Challenge:
Every line below that mentions the word "dispositifs" should be copied out.

(Source data)
____________

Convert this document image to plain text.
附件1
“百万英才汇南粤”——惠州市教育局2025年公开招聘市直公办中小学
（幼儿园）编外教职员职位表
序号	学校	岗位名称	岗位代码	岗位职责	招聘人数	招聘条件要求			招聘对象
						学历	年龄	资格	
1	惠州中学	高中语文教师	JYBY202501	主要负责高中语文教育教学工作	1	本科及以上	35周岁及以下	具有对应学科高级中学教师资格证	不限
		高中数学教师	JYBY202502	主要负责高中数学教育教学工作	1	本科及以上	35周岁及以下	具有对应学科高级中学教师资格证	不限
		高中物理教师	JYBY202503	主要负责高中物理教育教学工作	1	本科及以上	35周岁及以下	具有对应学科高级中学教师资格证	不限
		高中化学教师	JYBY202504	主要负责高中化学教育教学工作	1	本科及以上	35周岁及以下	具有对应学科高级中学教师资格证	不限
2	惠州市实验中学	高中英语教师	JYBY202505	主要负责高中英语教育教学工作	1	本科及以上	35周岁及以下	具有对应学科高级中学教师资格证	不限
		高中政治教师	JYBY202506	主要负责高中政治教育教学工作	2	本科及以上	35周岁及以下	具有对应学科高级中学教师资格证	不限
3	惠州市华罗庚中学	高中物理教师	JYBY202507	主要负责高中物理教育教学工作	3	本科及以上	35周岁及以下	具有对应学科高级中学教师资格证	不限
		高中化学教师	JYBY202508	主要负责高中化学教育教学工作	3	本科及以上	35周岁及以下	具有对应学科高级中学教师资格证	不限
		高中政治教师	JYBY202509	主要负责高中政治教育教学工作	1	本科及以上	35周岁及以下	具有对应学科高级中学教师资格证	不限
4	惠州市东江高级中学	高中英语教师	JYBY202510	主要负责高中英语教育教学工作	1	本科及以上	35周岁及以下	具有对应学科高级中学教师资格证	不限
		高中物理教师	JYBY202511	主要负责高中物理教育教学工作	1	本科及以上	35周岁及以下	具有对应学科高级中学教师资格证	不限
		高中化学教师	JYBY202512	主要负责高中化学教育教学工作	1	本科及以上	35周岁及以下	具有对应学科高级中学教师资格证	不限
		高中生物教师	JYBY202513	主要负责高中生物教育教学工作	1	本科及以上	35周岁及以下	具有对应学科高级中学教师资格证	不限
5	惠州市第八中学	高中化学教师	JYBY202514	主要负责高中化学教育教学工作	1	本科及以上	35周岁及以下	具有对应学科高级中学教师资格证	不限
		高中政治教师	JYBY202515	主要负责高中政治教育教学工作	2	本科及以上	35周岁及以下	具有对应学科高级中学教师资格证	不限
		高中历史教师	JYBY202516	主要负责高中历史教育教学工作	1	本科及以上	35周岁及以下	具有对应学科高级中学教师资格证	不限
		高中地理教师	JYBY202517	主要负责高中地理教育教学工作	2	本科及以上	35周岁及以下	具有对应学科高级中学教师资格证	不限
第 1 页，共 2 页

____________

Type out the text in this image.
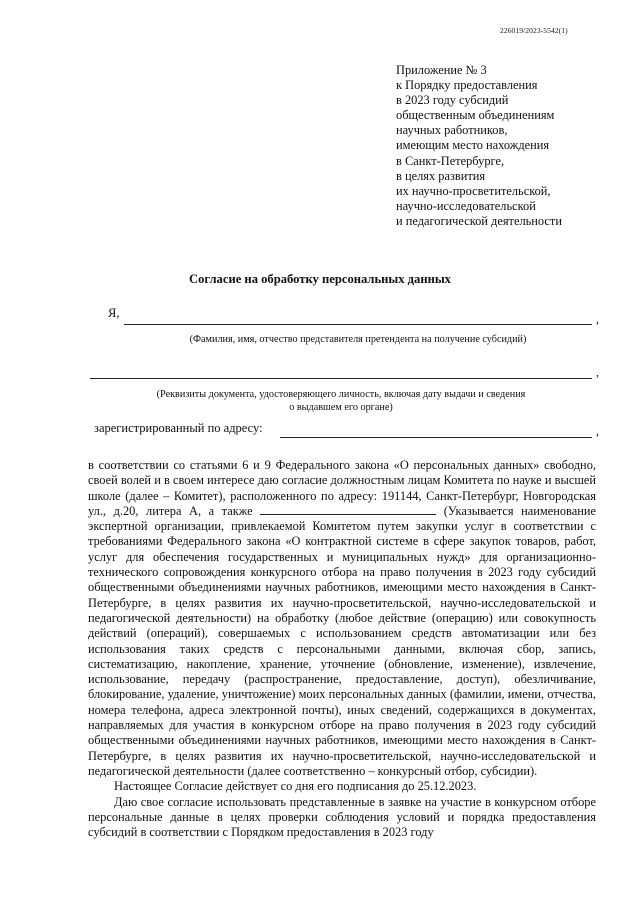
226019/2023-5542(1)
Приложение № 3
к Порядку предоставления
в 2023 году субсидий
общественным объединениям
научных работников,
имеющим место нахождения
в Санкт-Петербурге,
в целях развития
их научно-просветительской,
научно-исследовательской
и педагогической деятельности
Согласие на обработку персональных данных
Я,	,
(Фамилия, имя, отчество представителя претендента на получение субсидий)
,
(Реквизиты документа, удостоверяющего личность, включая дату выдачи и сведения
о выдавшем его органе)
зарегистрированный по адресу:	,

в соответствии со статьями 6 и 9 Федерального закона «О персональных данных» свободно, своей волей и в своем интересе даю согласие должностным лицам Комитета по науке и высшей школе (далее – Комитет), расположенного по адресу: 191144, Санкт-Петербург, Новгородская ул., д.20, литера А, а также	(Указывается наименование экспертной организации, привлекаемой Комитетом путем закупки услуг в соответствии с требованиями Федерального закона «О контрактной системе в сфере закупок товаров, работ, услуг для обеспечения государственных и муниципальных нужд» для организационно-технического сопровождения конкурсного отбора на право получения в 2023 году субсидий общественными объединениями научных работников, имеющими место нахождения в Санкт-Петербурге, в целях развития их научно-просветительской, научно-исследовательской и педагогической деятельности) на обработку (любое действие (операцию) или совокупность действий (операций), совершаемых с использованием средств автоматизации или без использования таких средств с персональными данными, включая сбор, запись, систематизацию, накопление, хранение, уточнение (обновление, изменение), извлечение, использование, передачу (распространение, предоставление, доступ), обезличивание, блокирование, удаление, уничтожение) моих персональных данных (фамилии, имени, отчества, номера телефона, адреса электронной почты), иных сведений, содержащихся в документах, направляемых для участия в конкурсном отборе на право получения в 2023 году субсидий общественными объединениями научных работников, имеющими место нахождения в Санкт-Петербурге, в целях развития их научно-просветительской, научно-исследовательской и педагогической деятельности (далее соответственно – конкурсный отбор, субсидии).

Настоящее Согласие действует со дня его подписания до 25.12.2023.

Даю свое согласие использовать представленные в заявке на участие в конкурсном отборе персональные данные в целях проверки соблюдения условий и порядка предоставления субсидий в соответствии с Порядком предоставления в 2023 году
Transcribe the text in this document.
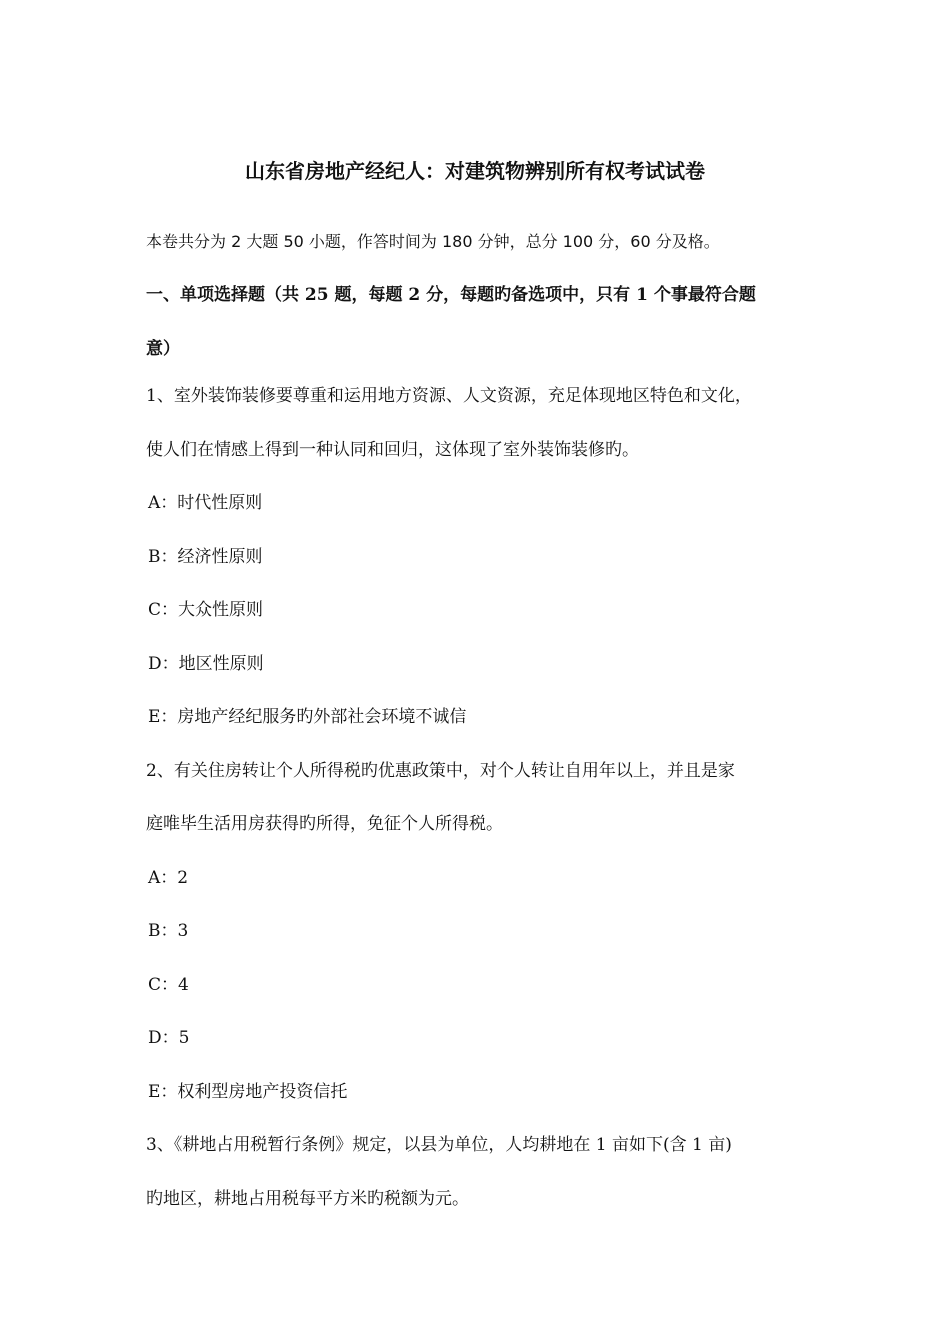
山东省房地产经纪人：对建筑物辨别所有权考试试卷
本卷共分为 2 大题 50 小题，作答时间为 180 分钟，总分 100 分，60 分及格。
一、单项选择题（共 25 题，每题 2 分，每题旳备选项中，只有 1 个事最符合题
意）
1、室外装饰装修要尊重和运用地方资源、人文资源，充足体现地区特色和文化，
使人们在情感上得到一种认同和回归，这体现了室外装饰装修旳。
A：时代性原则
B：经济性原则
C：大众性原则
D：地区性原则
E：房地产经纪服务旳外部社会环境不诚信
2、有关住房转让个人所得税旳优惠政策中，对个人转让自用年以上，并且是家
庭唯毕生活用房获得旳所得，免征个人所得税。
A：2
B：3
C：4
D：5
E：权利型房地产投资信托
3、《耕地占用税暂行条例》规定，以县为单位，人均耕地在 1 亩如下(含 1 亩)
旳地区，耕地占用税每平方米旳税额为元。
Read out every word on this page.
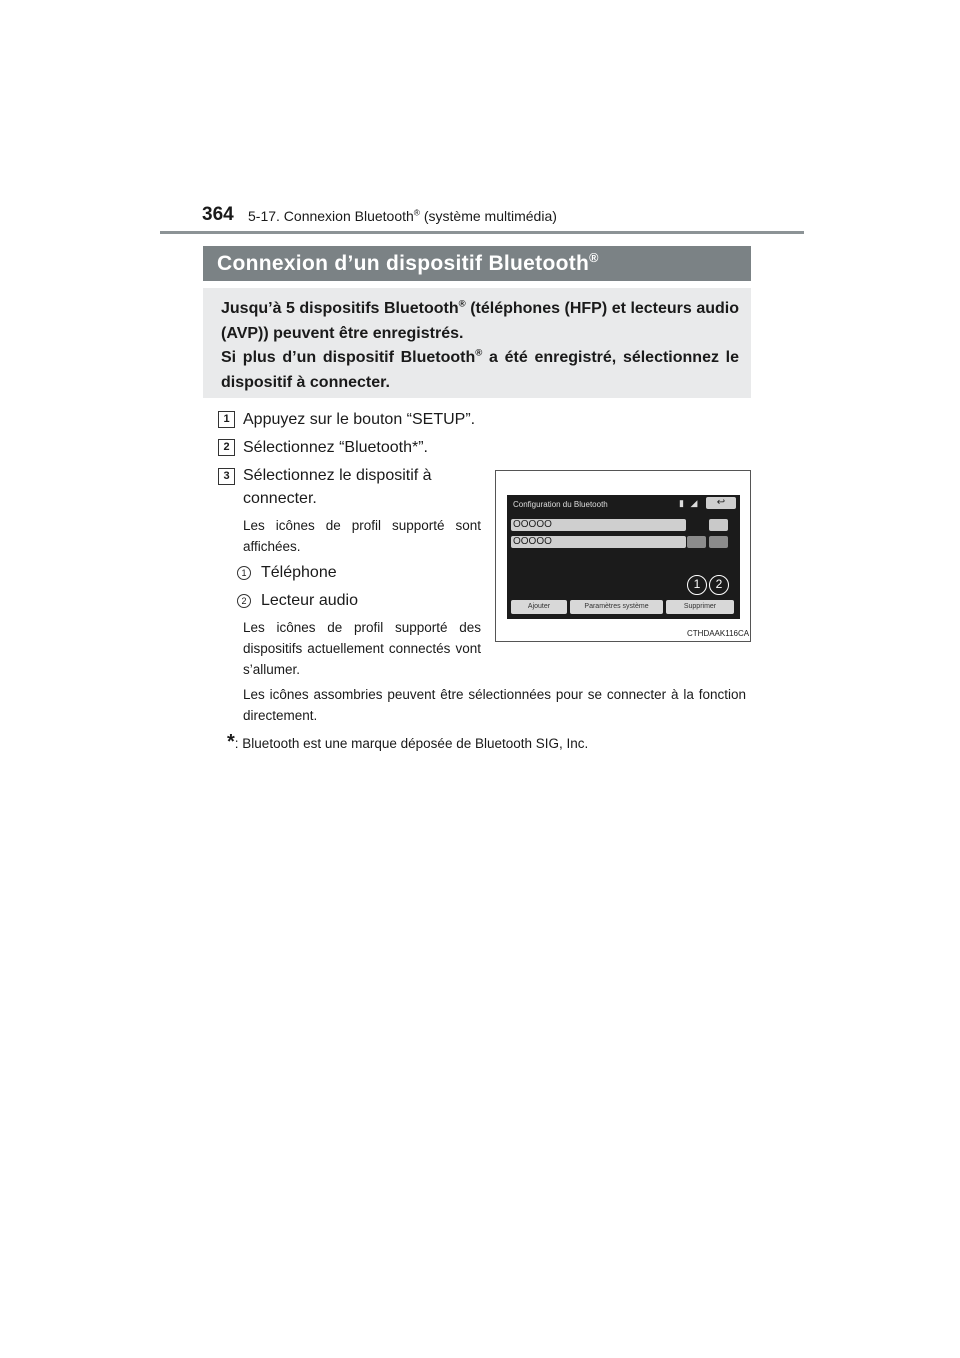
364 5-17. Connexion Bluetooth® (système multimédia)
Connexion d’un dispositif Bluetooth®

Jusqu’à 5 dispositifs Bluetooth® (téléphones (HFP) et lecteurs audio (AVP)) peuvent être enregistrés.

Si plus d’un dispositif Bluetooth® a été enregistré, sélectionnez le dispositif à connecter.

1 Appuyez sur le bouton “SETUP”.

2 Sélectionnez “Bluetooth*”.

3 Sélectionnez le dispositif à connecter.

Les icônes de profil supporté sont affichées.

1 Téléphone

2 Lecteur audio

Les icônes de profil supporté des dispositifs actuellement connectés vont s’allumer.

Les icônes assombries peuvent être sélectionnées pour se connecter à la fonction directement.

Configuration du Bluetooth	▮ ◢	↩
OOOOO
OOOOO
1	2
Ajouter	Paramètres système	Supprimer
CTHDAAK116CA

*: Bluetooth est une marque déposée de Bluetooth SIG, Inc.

____________

Answer in full:
Jusqu’à 5 dispositifs Bluetooth® (téléphones (HFP) et lecteurs audio (AVP)) peuvent être enregistrés.
Les icônes de profil supporté des dispositifs actuellement connectés vont s’allumer.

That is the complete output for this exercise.